>> Start Entries shown
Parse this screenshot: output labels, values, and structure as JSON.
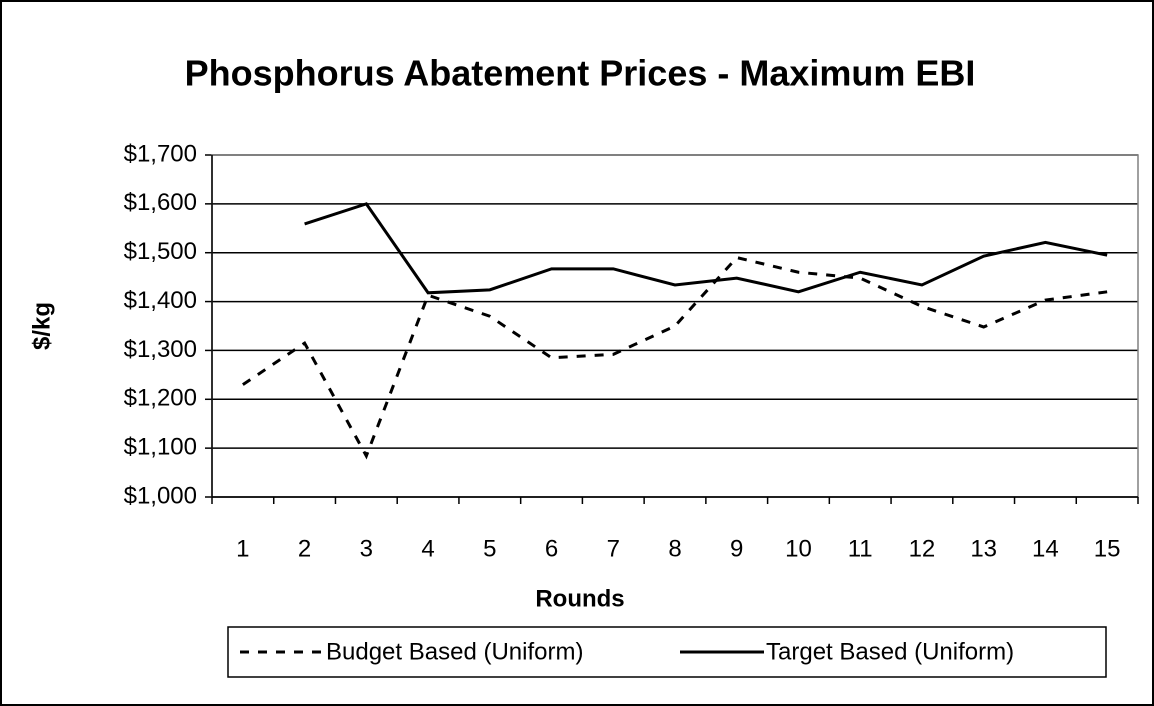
{
  "chart_data": {
    "type": "line",
    "title": "Phosphorus Abatement Prices - Maximum EBI",
    "x_label": "Rounds",
    "y_label": "$/kg",
    "categories": [
      "1",
      "2",
      "3",
      "4",
      "5",
      "6",
      "7",
      "8",
      "9",
      "10",
      "11",
      "12",
      "13",
      "14",
      "15"
    ],
    "series": [
      {
        "name": "Budget Based (Uniform)",
        "color": "#000000",
        "dash": true,
        "values": [
          1230,
          1315,
          1084,
          1413,
          1370,
          1285,
          1292,
          1350,
          1490,
          1460,
          1448,
          1390,
          1348,
          1403,
          1420
        ]
      },
      {
        "name": "Target Based (Uniform)",
        "color": "#000000",
        "dash": false,
        "values": [
          null,
          1559,
          1600,
          1418,
          1424,
          1467,
          1467,
          1434,
          1448,
          1420,
          1460,
          1434,
          1493,
          1521,
          1495
        ]
      }
    ],
    "ylim": [
      1000,
      1700
    ],
    "yticks": [
      {
        "value": 1000,
        "label": "$1,000"
      },
      {
        "value": 1100,
        "label": "$1,100"
      },
      {
        "value": 1200,
        "label": "$1,200"
      },
      {
        "value": 1300,
        "label": "$1,300"
      },
      {
        "value": 1400,
        "label": "$1,400"
      },
      {
        "value": 1500,
        "label": "$1,500"
      },
      {
        "value": 1600,
        "label": "$1,600"
      },
      {
        "value": 1700,
        "label": "$1,700"
      }
    ],
    "grid": true,
    "legend": "bottom"
  }
}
>> End Entries shown
Locate and copy each line in the data above that includes the word "Based".

        "name": "Budget Based (Uniform)",
        "name": "Target Based (Uniform)",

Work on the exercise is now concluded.